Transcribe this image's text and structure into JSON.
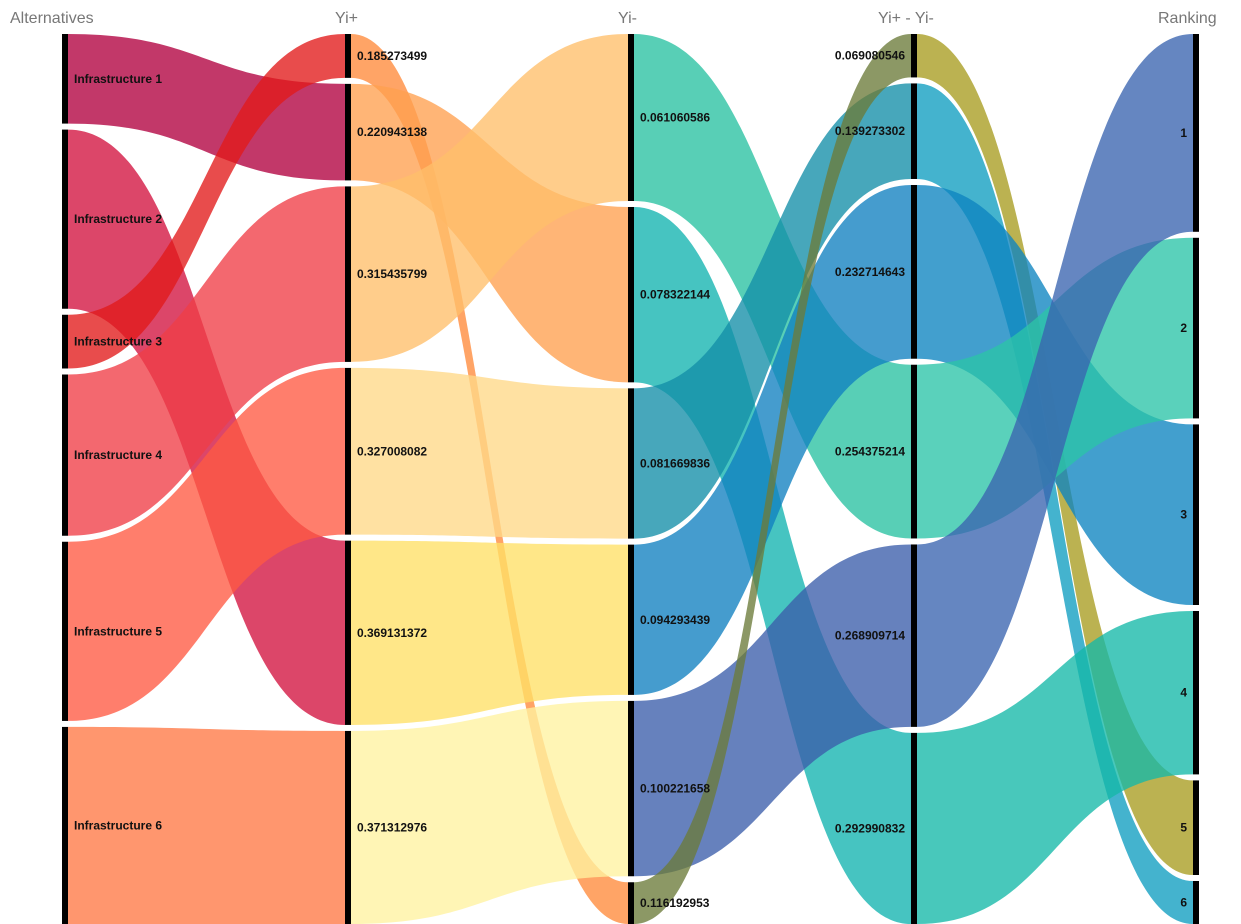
{
  "chart_data": {
    "type": "sankey",
    "axes": [
      "Alternatives",
      "Yi+",
      "Yi-",
      "Yi+ - Yi-",
      "Ranking"
    ],
    "columns": [
      {
        "name": "Alternatives",
        "nodes": [
          {
            "label": "Infrastructure 1",
            "color": "#b1003f",
            "value": 0.5
          },
          {
            "label": "Infrastructure 2",
            "color": "#d2123f",
            "value": 1
          },
          {
            "label": "Infrastructure 3",
            "color": "#e21a1a",
            "value": 0.3
          },
          {
            "label": "Infrastructure 4",
            "color": "#f03e46",
            "value": 0.9
          },
          {
            "label": "Infrastructure 5",
            "color": "#ff5a43",
            "value": 1
          },
          {
            "label": "Infrastructure 6",
            "color": "#ff7845",
            "value": 1.1
          }
        ]
      },
      {
        "name": "Yi+",
        "nodes": [
          {
            "label": "0.185273499",
            "color": "#ff8a3b",
            "value": 0.25
          },
          {
            "label": "0.220943138",
            "color": "#ffa050",
            "value": 0.55
          },
          {
            "label": "0.315435799",
            "color": "#ffbf6a",
            "value": 1
          },
          {
            "label": "0.327008082",
            "color": "#ffd888",
            "value": 0.95
          },
          {
            "label": "0.369131372",
            "color": "#ffe066",
            "value": 1.05
          },
          {
            "label": "0.371312976",
            "color": "#fff2a0",
            "value": 1.1
          }
        ]
      },
      {
        "name": "Yi-",
        "nodes": [
          {
            "label": "0.061060586",
            "color": "#29c2a2",
            "value": 1
          },
          {
            "label": "0.078322144",
            "color": "#12b3b0",
            "value": 1.05
          },
          {
            "label": "0.081669836",
            "color": "#138ea8",
            "value": 0.9
          },
          {
            "label": "0.094293439",
            "color": "#1180c0",
            "value": 0.9
          },
          {
            "label": "0.100221658",
            "color": "#3b5eaa",
            "value": 1.05
          },
          {
            "label": "0.116192953",
            "color": "#6b7b3a",
            "value": 0.25
          }
        ]
      },
      {
        "name": "Yi+ - Yi-",
        "nodes": [
          {
            "label": "0.069080546",
            "color": "#a89c20",
            "value": 0.25
          },
          {
            "label": "0.139273302",
            "color": "#109ec0",
            "value": 0.55
          },
          {
            "label": "0.232714643",
            "color": "#0d84c0",
            "value": 1
          },
          {
            "label": "0.254375214",
            "color": "#2cc4a8",
            "value": 1
          },
          {
            "label": "0.268909714",
            "color": "#3a64b0",
            "value": 1.05
          },
          {
            "label": "0.292990832",
            "color": "#14b8a8",
            "value": 1.1
          }
        ]
      },
      {
        "name": "Ranking",
        "nodes": [
          {
            "label": "1",
            "color": "#5ed39c",
            "value": 1.15
          },
          {
            "label": "2",
            "color": "#15b062",
            "value": 1.05
          },
          {
            "label": "3",
            "color": "#8fe08c",
            "value": 1.05
          },
          {
            "label": "4",
            "color": "#c5ef8e",
            "value": 0.95
          },
          {
            "label": "5",
            "color": "#e6f57e",
            "value": 0.55
          },
          {
            "label": "6",
            "color": "#f3f8b8",
            "value": 0.25
          }
        ]
      }
    ],
    "links": [
      {
        "stage": 0,
        "from": 0,
        "to": 1
      },
      {
        "stage": 0,
        "from": 1,
        "to": 4
      },
      {
        "stage": 0,
        "from": 2,
        "to": 0
      },
      {
        "stage": 0,
        "from": 3,
        "to": 2
      },
      {
        "stage": 0,
        "from": 4,
        "to": 3
      },
      {
        "stage": 0,
        "from": 5,
        "to": 5
      },
      {
        "stage": 1,
        "from": 0,
        "to": 5
      },
      {
        "stage": 1,
        "from": 1,
        "to": 1
      },
      {
        "stage": 1,
        "from": 2,
        "to": 0
      },
      {
        "stage": 1,
        "from": 3,
        "to": 2
      },
      {
        "stage": 1,
        "from": 4,
        "to": 3
      },
      {
        "stage": 1,
        "from": 5,
        "to": 4
      },
      {
        "stage": 2,
        "from": 0,
        "to": 3
      },
      {
        "stage": 2,
        "from": 1,
        "to": 5
      },
      {
        "stage": 2,
        "from": 2,
        "to": 1
      },
      {
        "stage": 2,
        "from": 3,
        "to": 2
      },
      {
        "stage": 2,
        "from": 4,
        "to": 4
      },
      {
        "stage": 2,
        "from": 5,
        "to": 0
      },
      {
        "stage": 3,
        "from": 0,
        "to": 4
      },
      {
        "stage": 3,
        "from": 1,
        "to": 5
      },
      {
        "stage": 3,
        "from": 2,
        "to": 2
      },
      {
        "stage": 3,
        "from": 3,
        "to": 1
      },
      {
        "stage": 3,
        "from": 4,
        "to": 0
      },
      {
        "stage": 3,
        "from": 5,
        "to": 3
      }
    ]
  }
}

**SHORT TASK**: Reproduce all the records verbatim, excluding images.

**SOLUTION FOR THIS PROBLEM**:
Transcribe this image's text and structure into JSON.
{
  "chart_data": {
    "type": "sankey",
    "axes": [
      "Alternatives",
      "Yi+",
      "Yi-",
      "Yi+ - Yi-",
      "Ranking"
    ],
    "columns": [
      {
        "name": "Alternatives",
        "nodes": [
          {
            "label": "Infrastructure 1",
            "color": "#b1003f",
            "value": 0.5
          },
          {
            "label": "Infrastructure 2",
            "color": "#d2123f",
            "value": 1
          },
          {
            "label": "Infrastructure 3",
            "color": "#e21a1a",
            "value": 0.3
          },
          {
            "label": "Infrastructure 4",
            "color": "#f03e46",
            "value": 0.9
          },
          {
            "label": "Infrastructure 5",
            "color": "#ff5a43",
            "value": 1
          },
          {
            "label": "Infrastructure 6",
            "color": "#ff7845",
            "value": 1.1
          }
        ]
      },
      {
        "name": "Yi+",
        "nodes": [
          {
            "label": "0.185273499",
            "color": "#ff8a3b",
            "value": 0.25
          },
          {
            "label": "0.220943138",
            "color": "#ffa050",
            "value": 0.55
          },
          {
            "label": "0.315435799",
            "color": "#ffbf6a",
            "value": 1
          },
          {
            "label": "0.327008082",
            "color": "#ffd888",
            "value": 0.95
          },
          {
            "label": "0.369131372",
            "color": "#ffe066",
            "value": 1.05
          },
          {
            "label": "0.371312976",
            "color": "#fff2a0",
            "value": 1.1
          }
        ]
      },
      {
        "name": "Yi-",
        "nodes": [
          {
            "label": "0.061060586",
            "color": "#29c2a2",
            "value": 1
          },
          {
            "label": "0.078322144",
            "color": "#12b3b0",
            "value": 1.05
          },
          {
            "label": "0.081669836",
            "color": "#138ea8",
            "value": 0.9
          },
          {
            "label": "0.094293439",
            "color": "#1180c0",
            "value": 0.9
          },
          {
            "label": "0.100221658",
            "color": "#3b5eaa",
            "value": 1.05
          },
          {
            "label": "0.116192953",
            "color": "#6b7b3a",
            "value": 0.25
          }
        ]
      },
      {
        "name": "Yi+ - Yi-",
        "nodes": [
          {
            "label": "0.069080546",
            "color": "#a89c20",
            "value": 0.25
          },
          {
            "label": "0.139273302",
            "color": "#109ec0",
            "value": 0.55
          },
          {
            "label": "0.232714643",
            "color": "#0d84c0",
            "value": 1
          },
          {
            "label": "0.254375214",
            "color": "#2cc4a8",
            "value": 1
          },
          {
            "label": "0.268909714",
            "color": "#3a64b0",
            "value": 1.05
          },
          {
            "label": "0.292990832",
            "color": "#14b8a8",
            "value": 1.1
          }
        ]
      },
      {
        "name": "Ranking",
        "nodes": [
          {
            "label": "1",
            "color": "#5ed39c",
            "value": 1.15
          },
          {
            "label": "2",
            "color": "#15b062",
            "value": 1.05
          },
          {
            "label": "3",
            "color": "#8fe08c",
            "value": 1.05
          },
          {
            "label": "4",
            "color": "#c5ef8e",
            "value": 0.95
          },
          {
            "label": "5",
            "color": "#e6f57e",
            "value": 0.55
          },
          {
            "label": "6",
            "color": "#f3f8b8",
            "value": 0.25
          }
        ]
      }
    ],
    "links": [
      {
        "stage": 0,
        "from": 0,
        "to": 1
      },
      {
        "stage": 0,
        "from": 1,
        "to": 4
      },
      {
        "stage": 0,
        "from": 2,
        "to": 0
      },
      {
        "stage": 0,
        "from": 3,
        "to": 2
      },
      {
        "stage": 0,
        "from": 4,
        "to": 3
      },
      {
        "stage": 0,
        "from": 5,
        "to": 5
      },
      {
        "stage": 1,
        "from": 0,
        "to": 5
      },
      {
        "stage": 1,
        "from": 1,
        "to": 1
      },
      {
        "stage": 1,
        "from": 2,
        "to": 0
      },
      {
        "stage": 1,
        "from": 3,
        "to": 2
      },
      {
        "stage": 1,
        "from": 4,
        "to": 3
      },
      {
        "stage": 1,
        "from": 5,
        "to": 4
      },
      {
        "stage": 2,
        "from": 0,
        "to": 3
      },
      {
        "stage": 2,
        "from": 1,
        "to": 5
      },
      {
        "stage": 2,
        "from": 2,
        "to": 1
      },
      {
        "stage": 2,
        "from": 3,
        "to": 2
      },
      {
        "stage": 2,
        "from": 4,
        "to": 4
      },
      {
        "stage": 2,
        "from": 5,
        "to": 0
      },
      {
        "stage": 3,
        "from": 0,
        "to": 4
      },
      {
        "stage": 3,
        "from": 1,
        "to": 5
      },
      {
        "stage": 3,
        "from": 2,
        "to": 2
      },
      {
        "stage": 3,
        "from": 3,
        "to": 1
      },
      {
        "stage": 3,
        "from": 4,
        "to": 0
      },
      {
        "stage": 3,
        "from": 5,
        "to": 3
      }
    ]
  }
}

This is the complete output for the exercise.